Exercise goal — Print the entries verbatim, leaving out the images they contain.

Data extract —
■ ■ ■ ■ ■

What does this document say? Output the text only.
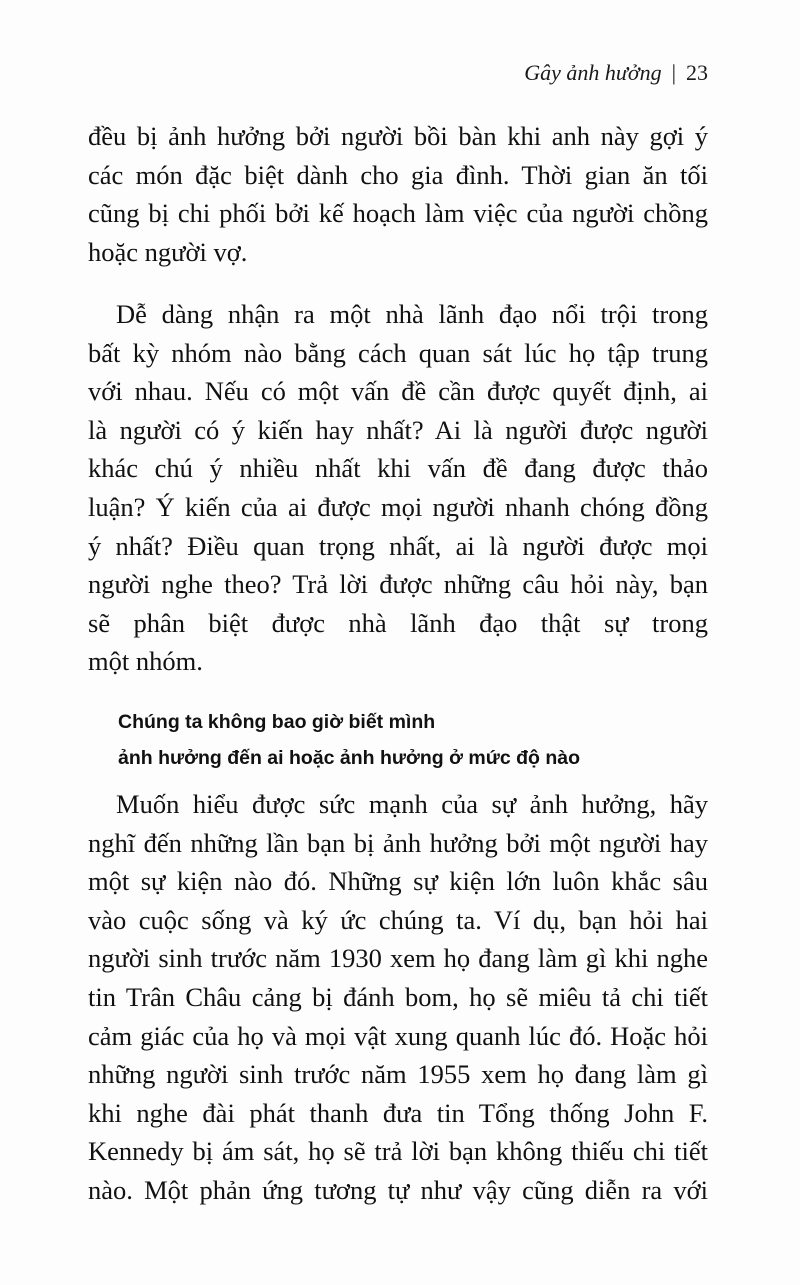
Gây ảnh hưởng | 23
đều bị ảnh hưởng bởi người bồi bàn khi anh này gợi ý
các món đặc biệt dành cho gia đình. Thời gian ăn tối
cũng bị chi phối bởi kế hoạch làm việc của người chồng
hoặc người vợ.
Dễ dàng nhận ra một nhà lãnh đạo nổi trội trong
bất kỳ nhóm nào bằng cách quan sát lúc họ tập trung
với nhau. Nếu có một vấn đề cần được quyết định, ai
là người có ý kiến hay nhất? Ai là người được người
khác chú ý nhiều nhất khi vấn đề đang được thảo
luận? Ý kiến của ai được mọi người nhanh chóng đồng
ý nhất? Điều quan trọng nhất, ai là người được mọi
người nghe theo? Trả lời được những câu hỏi này, bạn
sẽ phân biệt được nhà lãnh đạo thật sự trong
một nhóm.
Chúng ta không bao giờ biết mình
ảnh hưởng đến ai hoặc ảnh hưởng ở mức độ nào
Muốn hiểu được sức mạnh của sự ảnh hưởng, hãy
nghĩ đến những lần bạn bị ảnh hưởng bởi một người hay
một sự kiện nào đó. Những sự kiện lớn luôn khắc sâu
vào cuộc sống và ký ức chúng ta. Ví dụ, bạn hỏi hai
người sinh trước năm 1930 xem họ đang làm gì khi nghe
tin Trân Châu cảng bị đánh bom, họ sẽ miêu tả chi tiết
cảm giác của họ và mọi vật xung quanh lúc đó. Hoặc hỏi
những người sinh trước năm 1955 xem họ đang làm gì
khi nghe đài phát thanh đưa tin Tổng thống John F.
Kennedy bị ám sát, họ sẽ trả lời bạn không thiếu chi tiết
nào. Một phản ứng tương tự như vậy cũng diễn ra với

■ ■ ■ ■ ■

Problem solution —
What does this document say? Output the text only.
Gây ảnh hưởng | 23
đều bị ảnh hưởng bởi người bồi bàn khi anh này gợi ý
các món đặc biệt dành cho gia đình. Thời gian ăn tối
cũng bị chi phối bởi kế hoạch làm việc của người chồng
hoặc người vợ.
Dễ dàng nhận ra một nhà lãnh đạo nổi trội trong
bất kỳ nhóm nào bằng cách quan sát lúc họ tập trung
với nhau. Nếu có một vấn đề cần được quyết định, ai
là người có ý kiến hay nhất? Ai là người được người
khác chú ý nhiều nhất khi vấn đề đang được thảo
luận? Ý kiến của ai được mọi người nhanh chóng đồng
ý nhất? Điều quan trọng nhất, ai là người được mọi
người nghe theo? Trả lời được những câu hỏi này, bạn
sẽ phân biệt được nhà lãnh đạo thật sự trong
một nhóm.
Chúng ta không bao giờ biết mình
ảnh hưởng đến ai hoặc ảnh hưởng ở mức độ nào
Muốn hiểu được sức mạnh của sự ảnh hưởng, hãy
nghĩ đến những lần bạn bị ảnh hưởng bởi một người hay
một sự kiện nào đó. Những sự kiện lớn luôn khắc sâu
vào cuộc sống và ký ức chúng ta. Ví dụ, bạn hỏi hai
người sinh trước năm 1930 xem họ đang làm gì khi nghe
tin Trân Châu cảng bị đánh bom, họ sẽ miêu tả chi tiết
cảm giác của họ và mọi vật xung quanh lúc đó. Hoặc hỏi
những người sinh trước năm 1955 xem họ đang làm gì
khi nghe đài phát thanh đưa tin Tổng thống John F.
Kennedy bị ám sát, họ sẽ trả lời bạn không thiếu chi tiết
nào. Một phản ứng tương tự như vậy cũng diễn ra với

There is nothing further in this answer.